-- Provided records start --

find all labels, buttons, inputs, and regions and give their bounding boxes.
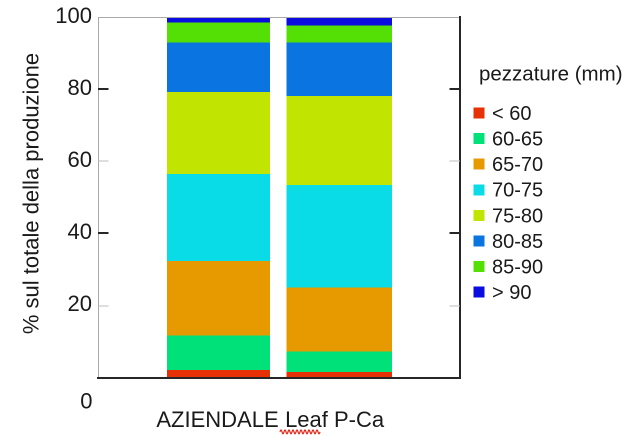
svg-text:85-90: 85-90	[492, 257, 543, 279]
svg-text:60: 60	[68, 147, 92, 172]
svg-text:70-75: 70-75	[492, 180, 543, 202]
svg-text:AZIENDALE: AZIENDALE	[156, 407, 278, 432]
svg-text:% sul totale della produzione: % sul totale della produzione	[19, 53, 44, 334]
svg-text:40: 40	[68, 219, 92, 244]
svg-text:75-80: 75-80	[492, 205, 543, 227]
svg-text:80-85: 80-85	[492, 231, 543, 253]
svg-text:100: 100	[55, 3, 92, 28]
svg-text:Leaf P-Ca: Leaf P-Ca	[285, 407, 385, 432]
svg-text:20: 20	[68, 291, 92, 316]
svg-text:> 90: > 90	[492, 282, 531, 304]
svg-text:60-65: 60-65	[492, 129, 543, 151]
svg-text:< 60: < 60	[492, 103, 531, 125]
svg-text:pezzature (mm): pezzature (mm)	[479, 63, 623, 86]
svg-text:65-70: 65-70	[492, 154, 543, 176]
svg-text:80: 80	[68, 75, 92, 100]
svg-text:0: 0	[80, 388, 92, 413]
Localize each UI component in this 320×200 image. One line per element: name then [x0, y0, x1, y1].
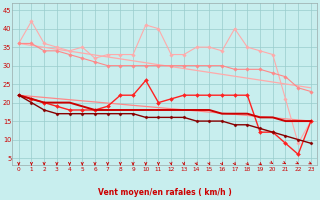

-- Provided records end --

#### The exercise
Rewrite all of the lines above, putting "coordinate boxes" in place of "bounding boxes" and leaving everything else as it is. Leave out the pictures.

#### Solution to this task
find all labels, buttons, inputs, and regions and give their coordinate boxes.
svg-text:85-90: 85-90	[492, 257, 543, 279]
svg-text:60: 60	[68, 147, 92, 172]
svg-text:70-75: 70-75	[492, 180, 543, 202]
svg-text:AZIENDALE: AZIENDALE	[156, 407, 278, 432]
svg-text:% sul totale della produzione: % sul totale della produzione	[19, 53, 44, 334]
svg-text:40: 40	[68, 219, 92, 244]
svg-text:75-80: 75-80	[492, 205, 543, 227]
svg-text:80-85: 80-85	[492, 231, 543, 253]
svg-text:100: 100	[55, 3, 92, 28]
svg-text:Leaf P-Ca: Leaf P-Ca	[285, 407, 385, 432]
svg-text:20: 20	[68, 291, 92, 316]
svg-text:> 90: > 90	[492, 282, 531, 304]
svg-text:60-65: 60-65	[492, 129, 543, 151]
svg-text:< 60: < 60	[492, 103, 531, 125]
svg-text:pezzature (mm): pezzature (mm)	[479, 63, 623, 86]
svg-text:65-70: 65-70	[492, 154, 543, 176]
svg-text:80: 80	[68, 75, 92, 100]
svg-text:0: 0	[80, 388, 92, 413]
Localize each UI component in this 320×200 image. One line per element: name then [x0, y0, x1, y1].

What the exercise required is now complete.